▸ **Exercise aim**:
Repeat every entry word for word, but leave the images out of your copy.

(Items from a dataset)

══════

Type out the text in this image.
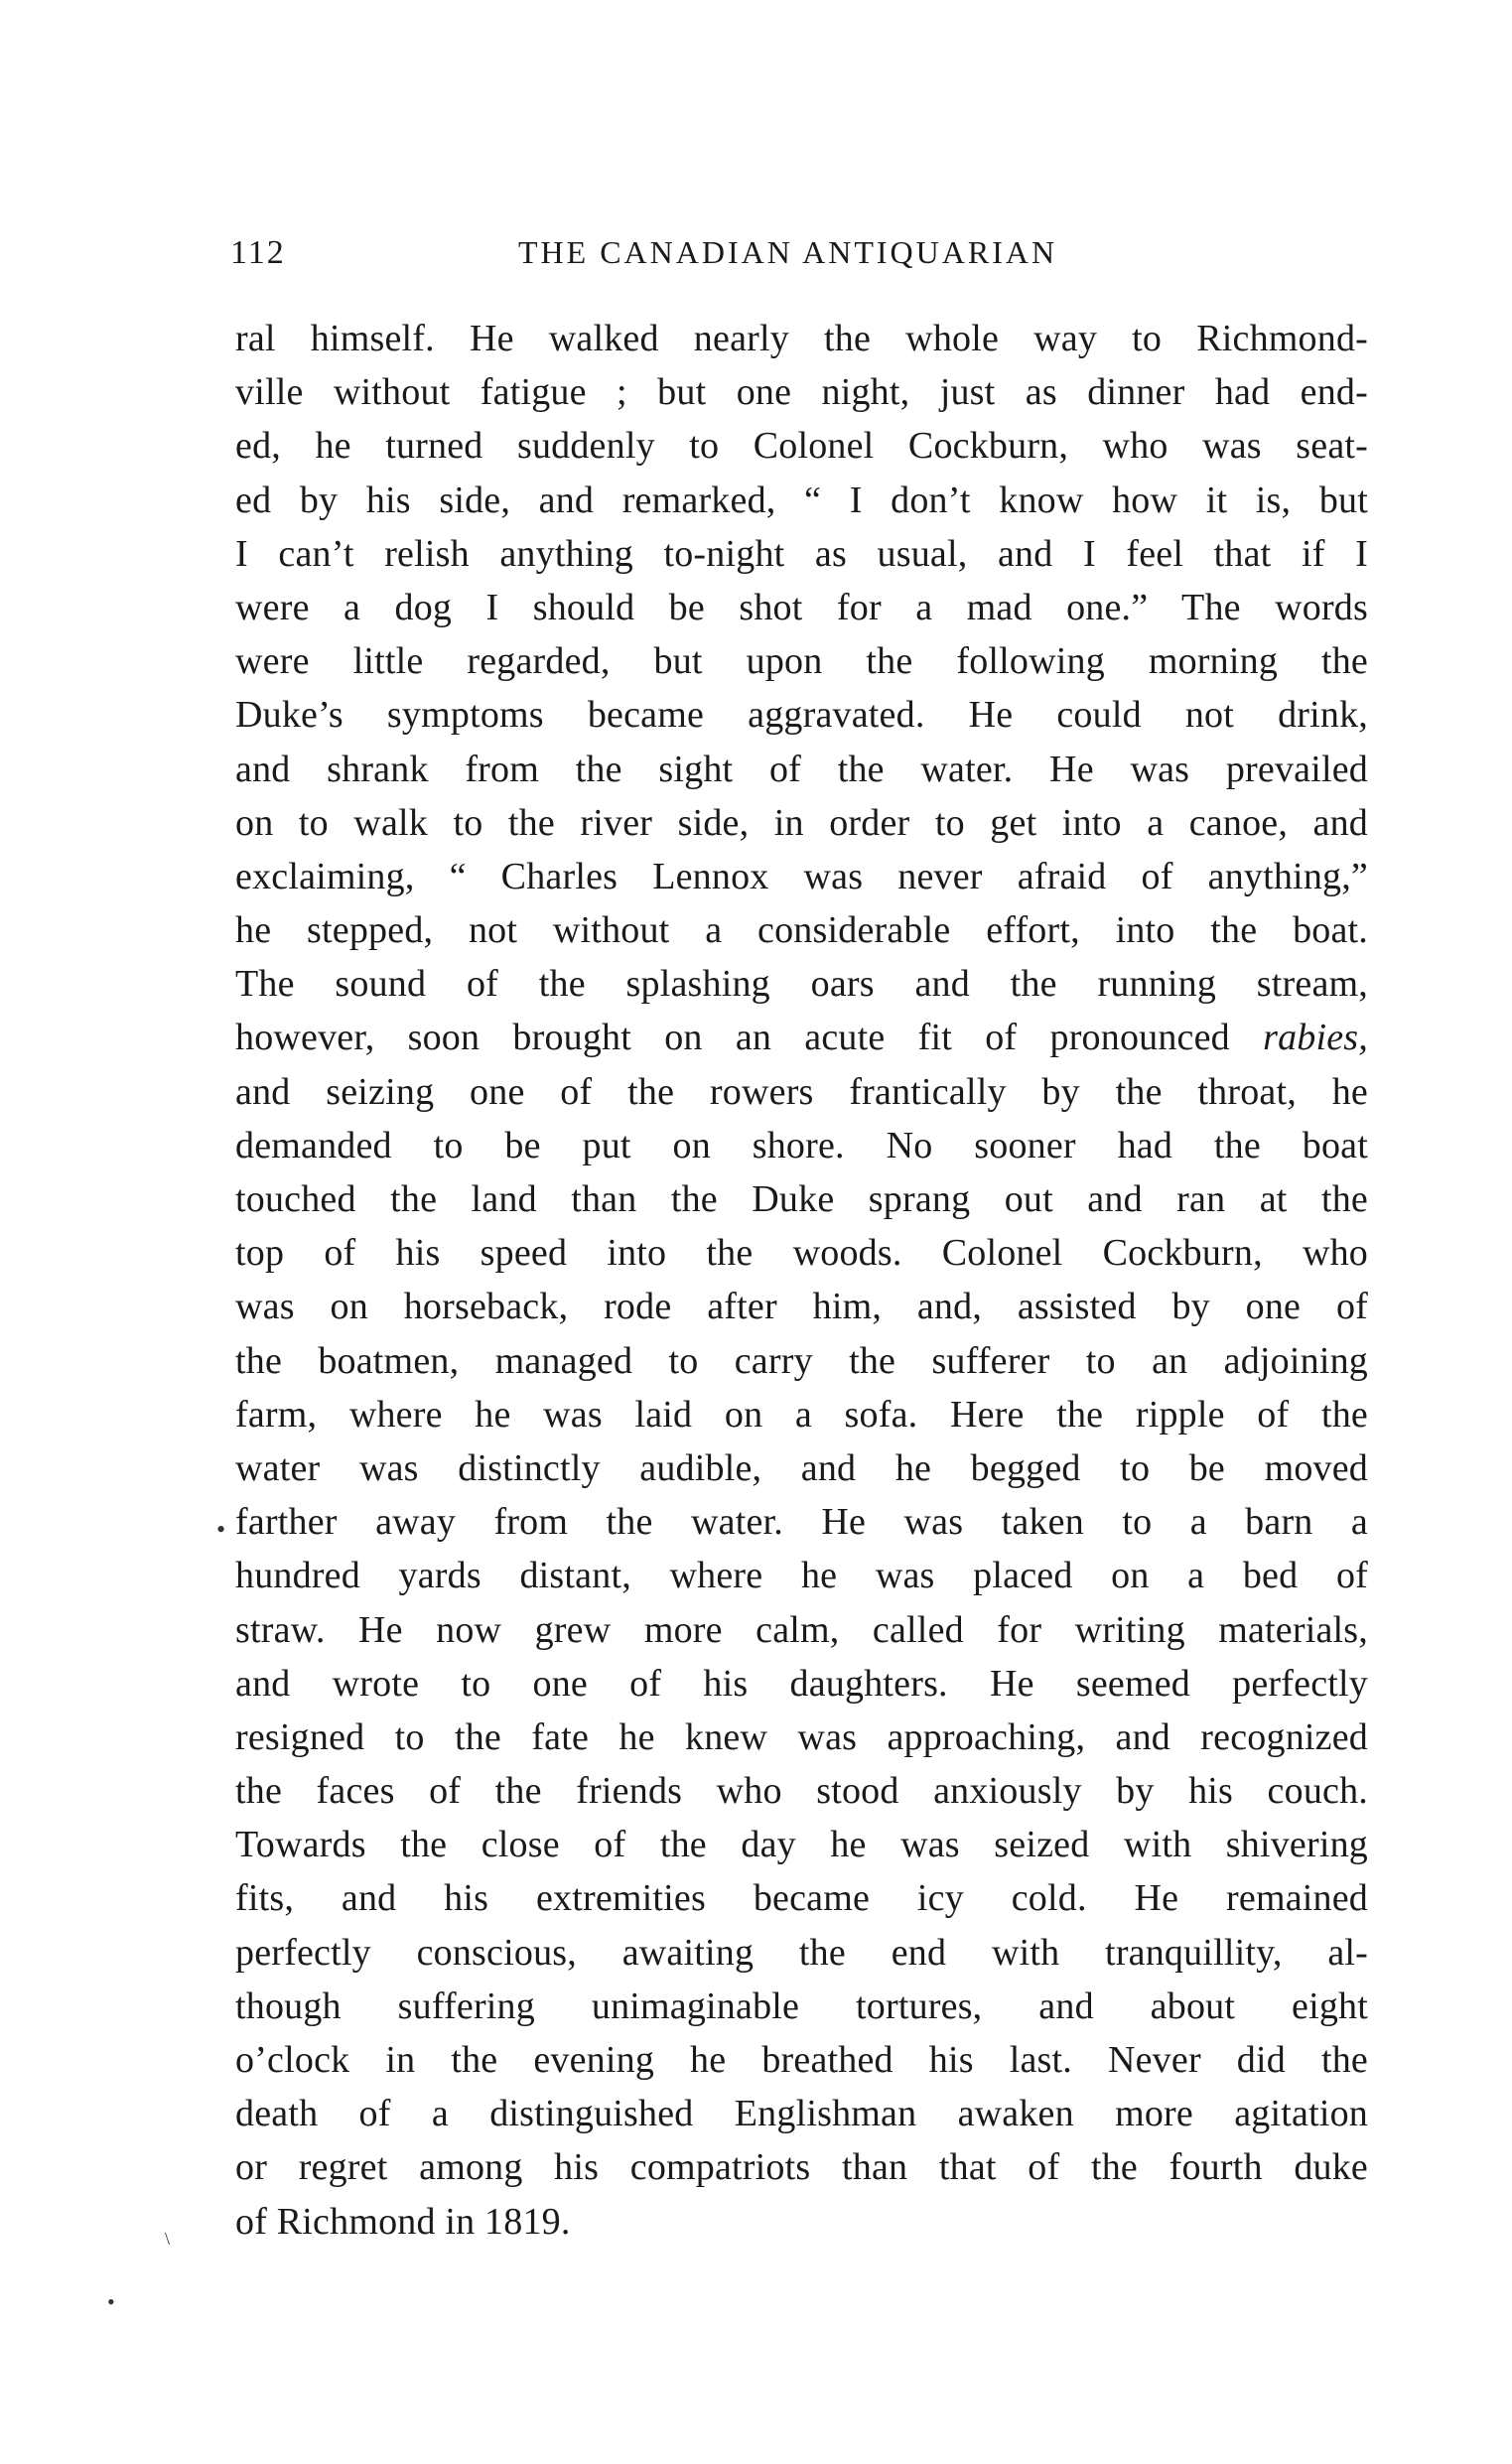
112	THE CANADIAN ANTIQUARIAN
ral himself. He walked nearly the whole way to Richmond-
ville without fatigue ; but one night, just as dinner had end-
ed, he turned suddenly to Colonel Cockburn, who was seat-
ed by his side, and remarked, “ I don’t know how it is, but
I can’t relish anything to-night as usual, and I feel that if I
were a dog I should be shot for a mad one.” The words
were little regarded, but upon the following morning the
Duke’s symptoms became aggravated. He could not drink,
and shrank from the sight of the water. He was prevailed
on to walk to the river side, in order to get into a canoe, and
exclaiming, “ Charles Lennox was never afraid of anything,”
he stepped, not without a considerable effort, into the boat.
The sound of the splashing oars and the running stream,
however, soon brought on an acute fit of pronounced rabies,
and seizing one of the rowers frantically by the throat, he
demanded to be put on shore. No sooner had the boat
touched the land than the Duke sprang out and ran at the
top of his speed into the woods. Colonel Cockburn, who
was on horseback, rode after him, and, assisted by one of
the boatmen, managed to carry the sufferer to an adjoining
farm, where he was laid on a sofa. Here the ripple of the
water was distinctly audible, and he begged to be moved
farther away from the water. He was taken to a barn a
hundred yards distant, where he was placed on a bed of
straw. He now grew more calm, called for writing materials,
and wrote to one of his daughters. He seemed perfectly
resigned to the fate he knew was approaching, and recognized
the faces of the friends who stood anxiously by his couch.
Towards the close of the day he was seized with shivering
fits, and his extremities became icy cold. He remained
perfectly conscious, awaiting the end with tranquillity, al-
though suffering unimaginable tortures, and about eight
o’clock in the evening he breathed his last. Never did the
death of a distinguished Englishman awaken more agitation
or regret among his compatriots than that of the fourth duke
of Richmond in 1819.
•
•
\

══════

▸ **Task result**:
Type out the text in this image.
112	THE CANADIAN ANTIQUARIAN
ral himself. He walked nearly the whole way to Richmond-
ville without fatigue ; but one night, just as dinner had end-
ed, he turned suddenly to Colonel Cockburn, who was seat-
ed by his side, and remarked, “ I don’t know how it is, but
I can’t relish anything to-night as usual, and I feel that if I
were a dog I should be shot for a mad one.” The words
were little regarded, but upon the following morning the
Duke’s symptoms became aggravated. He could not drink,
and shrank from the sight of the water. He was prevailed
on to walk to the river side, in order to get into a canoe, and
exclaiming, “ Charles Lennox was never afraid of anything,”
he stepped, not without a considerable effort, into the boat.
The sound of the splashing oars and the running stream,
however, soon brought on an acute fit of pronounced rabies,
and seizing one of the rowers frantically by the throat, he
demanded to be put on shore. No sooner had the boat
touched the land than the Duke sprang out and ran at the
top of his speed into the woods. Colonel Cockburn, who
was on horseback, rode after him, and, assisted by one of
the boatmen, managed to carry the sufferer to an adjoining
farm, where he was laid on a sofa. Here the ripple of the
water was distinctly audible, and he begged to be moved
farther away from the water. He was taken to a barn a
hundred yards distant, where he was placed on a bed of
straw. He now grew more calm, called for writing materials,
and wrote to one of his daughters. He seemed perfectly
resigned to the fate he knew was approaching, and recognized
the faces of the friends who stood anxiously by his couch.
Towards the close of the day he was seized with shivering
fits, and his extremities became icy cold. He remained
perfectly conscious, awaiting the end with tranquillity, al-
though suffering unimaginable tortures, and about eight
o’clock in the evening he breathed his last. Never did the
death of a distinguished Englishman awaken more agitation
or regret among his compatriots than that of the fourth duke
of Richmond in 1819.
•
•
\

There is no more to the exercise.